網頁摘錄:

☆ ☆ ☆ ☆

相反,食用野生動物,由此一方面導致某個種類的動物瀕臨滅絕,另一方面引發的恐怖傳染病,觸目驚心。恩格斯說得太對了:「我們不要過分陶醉於我們人類對自然界的勝利。對於每一次這樣的勝利,自然界都對我們進行報復。」
由此來看人類炫耀種種,多數是自我欺騙,格外荒謬,完全經不起時間考驗。一個昨天的炫耀狂,到今天或許就會捂臉長嘆:我咋這么愚蠢呢!
蔣雯麗主演過一部電影《立春》,講上世紀80年代小縣城文藝青年們在夢想與現實之中的掙扎。
片中有個縣城群眾藝術館的舞蹈老師,老是穿著一條緊身的白色芭蕾舞蹈褲,處處遭受縣城人的嘲笑。事實上,即使在個性彰顯的今天,一個男人,穿這么條褲子,也難免讓人瞠目結舌。但是在許多年前,比如18世紀前後的法國,貴族男人流行穿一條綳得纖毫畢現的白色緊身褲,想想那畫面,也是醉了。今天看來,男人穿白色緊身褲,不僅是邪惡的審美,而且給健康帶來很大隱患。
拿破崙輸掉滑鐵盧戰役,公認原因是他麾下能力平庸的右翼司令格魯希未能及時增援戰場,但也有另一說,據說在戰斗最激烈的時刻,拿破崙因為痔瘡發作,無法騎馬親臨戰場指揮,只能躺在帳篷里休息。拿破崙為什麼會患上痔瘡?罪魁禍首就是緊身褲。

☆ ☆ ☆ ☆

任務說明: 將上面這段談人類炫耀與緊身褲的文字完整照抄一遍,不得改動任何字句。

☆ ☆ ☆ ☆

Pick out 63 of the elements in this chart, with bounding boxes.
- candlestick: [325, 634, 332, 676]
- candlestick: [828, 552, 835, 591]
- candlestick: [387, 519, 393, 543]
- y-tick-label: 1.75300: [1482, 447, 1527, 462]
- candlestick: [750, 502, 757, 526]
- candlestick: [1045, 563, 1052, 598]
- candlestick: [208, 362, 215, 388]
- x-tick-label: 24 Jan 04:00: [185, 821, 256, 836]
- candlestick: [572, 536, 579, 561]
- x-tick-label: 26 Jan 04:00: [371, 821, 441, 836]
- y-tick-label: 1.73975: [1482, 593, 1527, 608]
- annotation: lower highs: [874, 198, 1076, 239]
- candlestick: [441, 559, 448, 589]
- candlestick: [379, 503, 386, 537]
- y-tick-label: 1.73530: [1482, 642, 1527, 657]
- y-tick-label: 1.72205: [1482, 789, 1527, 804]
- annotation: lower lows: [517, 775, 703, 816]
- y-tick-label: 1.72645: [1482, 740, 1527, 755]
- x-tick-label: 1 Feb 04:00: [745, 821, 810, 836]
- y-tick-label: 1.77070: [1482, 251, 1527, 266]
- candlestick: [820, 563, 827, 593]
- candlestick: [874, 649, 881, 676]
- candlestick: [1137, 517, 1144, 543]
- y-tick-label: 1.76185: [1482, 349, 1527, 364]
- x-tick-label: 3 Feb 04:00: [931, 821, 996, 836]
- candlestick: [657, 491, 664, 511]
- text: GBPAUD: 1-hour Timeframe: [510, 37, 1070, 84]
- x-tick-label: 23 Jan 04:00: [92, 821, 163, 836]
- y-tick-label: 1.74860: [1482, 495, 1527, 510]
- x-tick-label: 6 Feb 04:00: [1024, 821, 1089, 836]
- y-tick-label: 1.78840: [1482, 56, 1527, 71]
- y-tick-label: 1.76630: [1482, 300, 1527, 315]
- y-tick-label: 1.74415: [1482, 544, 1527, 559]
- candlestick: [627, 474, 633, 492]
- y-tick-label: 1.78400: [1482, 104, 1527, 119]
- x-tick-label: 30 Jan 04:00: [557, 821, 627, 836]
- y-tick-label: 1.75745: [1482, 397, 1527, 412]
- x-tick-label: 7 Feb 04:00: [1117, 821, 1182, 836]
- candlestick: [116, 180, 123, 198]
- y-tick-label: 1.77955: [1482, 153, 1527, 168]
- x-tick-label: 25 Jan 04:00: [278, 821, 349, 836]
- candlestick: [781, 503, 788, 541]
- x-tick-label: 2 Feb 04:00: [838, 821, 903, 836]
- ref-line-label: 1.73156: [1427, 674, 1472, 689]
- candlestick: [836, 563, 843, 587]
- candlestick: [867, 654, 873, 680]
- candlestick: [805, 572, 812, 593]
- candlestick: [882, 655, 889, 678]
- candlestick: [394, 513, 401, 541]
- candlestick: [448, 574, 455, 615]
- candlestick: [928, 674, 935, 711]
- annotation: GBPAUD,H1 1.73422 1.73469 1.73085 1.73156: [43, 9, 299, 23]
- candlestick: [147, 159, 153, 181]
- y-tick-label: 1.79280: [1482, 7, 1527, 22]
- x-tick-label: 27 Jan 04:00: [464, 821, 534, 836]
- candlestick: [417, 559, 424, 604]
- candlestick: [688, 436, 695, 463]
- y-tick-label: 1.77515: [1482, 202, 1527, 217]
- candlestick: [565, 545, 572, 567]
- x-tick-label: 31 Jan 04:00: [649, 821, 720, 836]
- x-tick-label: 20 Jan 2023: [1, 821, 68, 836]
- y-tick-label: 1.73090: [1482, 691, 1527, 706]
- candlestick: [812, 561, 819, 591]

☆ ☆ ☆ ☆

參考答案:
相反,食用野生動物,由此一方面導致某個種類的動物瀕臨滅絕,另一方面引發的恐怖傳染病,觸目驚心。恩格斯說得太對了:「我們不要過分陶醉於我們人類對自然界的勝利。對於每一次這樣的勝利,自然界都對我們進行報復。」
由此來看人類炫耀種種,多數是自我欺騙,格外荒謬,完全經不起時間考驗。一個昨天的炫耀狂,到今天或許就會捂臉長嘆:我咋這么愚蠢呢!
蔣雯麗主演過一部電影《立春》,講上世紀80年代小縣城文藝青年們在夢想與現實之中的掙扎。
片中有個縣城群眾藝術館的舞蹈老師,老是穿著一條緊身的白色芭蕾舞蹈褲,處處遭受縣城人的嘲笑。事實上,即使在個性彰顯的今天,一個男人,穿這么條褲子,也難免讓人瞠目結舌。但是在許多年前,比如18世紀前後的法國,貴族男人流行穿一條綳得纖毫畢現的白色緊身褲,想想那畫面,也是醉了。今天看來,男人穿白色緊身褲,不僅是邪惡的審美,而且給健康帶來很大隱患。
拿破崙輸掉滑鐵盧戰役,公認原因是他麾下能力平庸的右翼司令格魯希未能及時增援戰場,但也有另一說,據說在戰斗最激烈的時刻,拿破崙因為痔瘡發作,無法騎馬親臨戰場指揮,只能躺在帳篷里休息。拿破崙為什麼會患上痔瘡?罪魁禍首就是緊身褲。